**WRITTEN REQUEST A**
Decide whether each statement below agrees with the passage about religion. Answer yes or no for each, and quote the words of the passage that decide it. (i) The writer names two separate reasons for not being religious. (ii) A high school friend said that skipping church would break a grandmother's heart. (iii) The writer kept full respect for people who stayed in the church for non-doctrinal reasons.

So I have two distinct reasons for not being religious. One, I simply don’t believe the stories, and
two, it looks for all the world like the gatekeepers of the religions include
some pretty awful types of people.
People you should run from. Once I learned that Jerry Falwell was going to heaven, I tore up my ticket.
And that means I’m up against some serious challenges. One is I know people, some of them mighty
fine people, who do believe the stories.
And who are fighting what I take to be a losing fight to free their
religious organizations from the hypocrites and purveyors of violence and
deceit who run them. The challenge is to remain open
and honest about my disdain without disrespecting the earnest attempts of these
seekers to make sense of the universe the best they can.
When I rejected the church because I couldn’t buy into the
doctrines, I also came to lose respect for people who held onto the church for
non-doctrinal reasons. Pascal's wager types, people who don't really believe, but don't want to risk it. Grandma's good little boys and girls, for example. People for whom family and community are everything and who fear that to reject the religion of their birth could well mean being ostracized from the community itself. Or, as a friend of
mine in high school put it, “I have to go to church. It would break my grandmother’s heart if I
didn’t.”

**WRITTEN REQUEST B**
Transcribe the dataset items word for word, covering the stretch from the first line of the dataset items through the line that contains "svg-text:12: 12 xyxy=(254,419,268,433)", with both of those lines included.

[Dataset items]
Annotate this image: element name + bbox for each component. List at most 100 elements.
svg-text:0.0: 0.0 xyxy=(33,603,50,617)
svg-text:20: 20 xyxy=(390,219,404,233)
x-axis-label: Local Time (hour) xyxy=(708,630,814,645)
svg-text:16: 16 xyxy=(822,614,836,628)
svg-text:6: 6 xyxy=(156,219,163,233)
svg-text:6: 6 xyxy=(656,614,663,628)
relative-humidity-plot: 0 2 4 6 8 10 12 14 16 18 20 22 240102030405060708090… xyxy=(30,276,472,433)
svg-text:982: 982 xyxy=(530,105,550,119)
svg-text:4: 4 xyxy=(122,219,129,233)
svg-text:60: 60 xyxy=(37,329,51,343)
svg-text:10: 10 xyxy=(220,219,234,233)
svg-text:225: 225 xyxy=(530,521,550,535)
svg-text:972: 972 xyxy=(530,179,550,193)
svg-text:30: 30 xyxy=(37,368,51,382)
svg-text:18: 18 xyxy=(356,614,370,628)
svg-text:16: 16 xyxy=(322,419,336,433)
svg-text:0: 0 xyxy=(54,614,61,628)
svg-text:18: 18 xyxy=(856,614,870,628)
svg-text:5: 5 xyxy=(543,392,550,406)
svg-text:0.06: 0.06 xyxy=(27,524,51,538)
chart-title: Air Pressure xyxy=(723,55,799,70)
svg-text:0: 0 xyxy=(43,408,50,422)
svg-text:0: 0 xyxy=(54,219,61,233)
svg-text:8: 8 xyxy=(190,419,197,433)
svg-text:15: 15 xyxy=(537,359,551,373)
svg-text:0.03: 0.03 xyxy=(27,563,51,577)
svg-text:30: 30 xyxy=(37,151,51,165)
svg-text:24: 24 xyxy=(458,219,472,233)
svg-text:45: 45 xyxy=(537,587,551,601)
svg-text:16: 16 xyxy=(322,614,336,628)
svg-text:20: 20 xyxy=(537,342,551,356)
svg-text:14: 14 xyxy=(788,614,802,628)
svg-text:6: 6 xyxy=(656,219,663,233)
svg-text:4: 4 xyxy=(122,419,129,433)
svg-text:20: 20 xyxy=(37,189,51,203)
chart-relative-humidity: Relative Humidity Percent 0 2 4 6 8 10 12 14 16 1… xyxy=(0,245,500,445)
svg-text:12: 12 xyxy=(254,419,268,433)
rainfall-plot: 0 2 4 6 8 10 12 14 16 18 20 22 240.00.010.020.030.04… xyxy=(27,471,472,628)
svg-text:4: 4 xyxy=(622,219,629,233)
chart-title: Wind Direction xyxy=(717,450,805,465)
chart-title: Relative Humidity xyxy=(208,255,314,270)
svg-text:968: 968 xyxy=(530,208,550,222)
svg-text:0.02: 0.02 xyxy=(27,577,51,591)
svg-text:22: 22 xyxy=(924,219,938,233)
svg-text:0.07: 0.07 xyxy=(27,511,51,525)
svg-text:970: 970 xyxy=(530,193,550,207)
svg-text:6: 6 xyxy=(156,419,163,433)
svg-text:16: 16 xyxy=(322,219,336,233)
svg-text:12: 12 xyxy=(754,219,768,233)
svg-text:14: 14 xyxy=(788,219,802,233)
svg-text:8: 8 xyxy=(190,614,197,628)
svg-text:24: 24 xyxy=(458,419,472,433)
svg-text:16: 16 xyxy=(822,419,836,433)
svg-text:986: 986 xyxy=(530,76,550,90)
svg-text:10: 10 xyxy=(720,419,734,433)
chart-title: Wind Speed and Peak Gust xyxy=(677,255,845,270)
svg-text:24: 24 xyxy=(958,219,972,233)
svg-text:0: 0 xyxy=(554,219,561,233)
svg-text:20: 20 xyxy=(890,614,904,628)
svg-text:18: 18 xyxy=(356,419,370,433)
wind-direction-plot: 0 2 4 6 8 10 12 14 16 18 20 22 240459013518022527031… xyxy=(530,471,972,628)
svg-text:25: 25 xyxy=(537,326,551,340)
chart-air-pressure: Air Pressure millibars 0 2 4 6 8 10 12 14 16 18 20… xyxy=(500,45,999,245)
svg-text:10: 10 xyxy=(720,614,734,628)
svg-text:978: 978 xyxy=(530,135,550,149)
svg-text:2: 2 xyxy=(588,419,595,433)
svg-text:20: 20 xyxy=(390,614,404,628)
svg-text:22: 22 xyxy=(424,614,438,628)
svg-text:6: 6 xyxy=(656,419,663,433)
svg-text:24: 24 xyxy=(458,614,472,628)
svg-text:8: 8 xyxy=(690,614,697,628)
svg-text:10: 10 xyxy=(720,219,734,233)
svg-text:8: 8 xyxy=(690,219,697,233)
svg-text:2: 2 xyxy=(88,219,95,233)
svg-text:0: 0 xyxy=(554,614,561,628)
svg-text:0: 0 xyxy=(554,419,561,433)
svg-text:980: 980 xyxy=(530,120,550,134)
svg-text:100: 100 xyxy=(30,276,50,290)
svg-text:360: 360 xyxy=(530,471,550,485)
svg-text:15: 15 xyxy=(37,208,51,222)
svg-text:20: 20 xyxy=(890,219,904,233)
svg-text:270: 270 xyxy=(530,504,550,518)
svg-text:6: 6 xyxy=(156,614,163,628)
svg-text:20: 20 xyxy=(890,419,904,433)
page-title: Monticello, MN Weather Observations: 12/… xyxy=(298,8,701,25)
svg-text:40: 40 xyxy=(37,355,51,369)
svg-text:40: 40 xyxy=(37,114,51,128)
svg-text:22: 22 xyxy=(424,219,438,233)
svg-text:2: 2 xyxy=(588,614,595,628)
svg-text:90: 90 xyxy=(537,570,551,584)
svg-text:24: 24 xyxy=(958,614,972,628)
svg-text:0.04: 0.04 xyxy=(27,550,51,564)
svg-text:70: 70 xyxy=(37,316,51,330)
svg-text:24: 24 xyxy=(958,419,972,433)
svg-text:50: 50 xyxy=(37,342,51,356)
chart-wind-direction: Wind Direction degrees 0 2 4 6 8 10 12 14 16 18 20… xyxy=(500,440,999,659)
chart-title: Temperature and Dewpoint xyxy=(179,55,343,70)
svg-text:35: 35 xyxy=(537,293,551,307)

**WRITTEN RESPONSE A**
(i) Yes: "So I have two distinct reasons for not being religious."
(ii) Yes: "I have to go to church. It would break my grandmother’s heart if I didn’t."
(iii) No: "I also came to lose respect for people who held onto the church for non-doctrinal reasons."

**WRITTEN RESPONSE B**
Annotate this image: element name + bbox for each component. List at most 100 elements.
svg-text:0.0: 0.0 xyxy=(33,603,50,617)
svg-text:20: 20 xyxy=(390,219,404,233)
x-axis-label: Local Time (hour) xyxy=(708,630,814,645)
svg-text:16: 16 xyxy=(822,614,836,628)
svg-text:6: 6 xyxy=(156,219,163,233)
svg-text:6: 6 xyxy=(656,614,663,628)
relative-humidity-plot: 0 2 4 6 8 10 12 14 16 18 20 22 240102030405060708090… xyxy=(30,276,472,433)
svg-text:982: 982 xyxy=(530,105,550,119)
svg-text:4: 4 xyxy=(122,219,129,233)
svg-text:60: 60 xyxy=(37,329,51,343)
svg-text:10: 10 xyxy=(220,219,234,233)
svg-text:225: 225 xyxy=(530,521,550,535)
svg-text:972: 972 xyxy=(530,179,550,193)
svg-text:30: 30 xyxy=(37,368,51,382)
svg-text:18: 18 xyxy=(356,614,370,628)
svg-text:16: 16 xyxy=(322,419,336,433)
svg-text:0: 0 xyxy=(54,614,61,628)
svg-text:18: 18 xyxy=(856,614,870,628)
svg-text:5: 5 xyxy=(543,392,550,406)
svg-text:0.06: 0.06 xyxy=(27,524,51,538)
chart-title: Air Pressure xyxy=(723,55,799,70)
svg-text:0: 0 xyxy=(43,408,50,422)
svg-text:0: 0 xyxy=(54,219,61,233)
svg-text:8: 8 xyxy=(190,419,197,433)
svg-text:15: 15 xyxy=(537,359,551,373)
svg-text:0.03: 0.03 xyxy=(27,563,51,577)
svg-text:30: 30 xyxy=(37,151,51,165)
svg-text:24: 24 xyxy=(458,219,472,233)
svg-text:45: 45 xyxy=(537,587,551,601)
svg-text:16: 16 xyxy=(322,614,336,628)
svg-text:20: 20 xyxy=(537,342,551,356)
svg-text:14: 14 xyxy=(788,614,802,628)
svg-text:6: 6 xyxy=(656,219,663,233)
svg-text:4: 4 xyxy=(122,419,129,433)
svg-text:20: 20 xyxy=(37,189,51,203)
chart-relative-humidity: Relative Humidity Percent 0 2 4 6 8 10 12 14 16 1… xyxy=(0,245,500,445)
svg-text:12: 12 xyxy=(254,419,268,433)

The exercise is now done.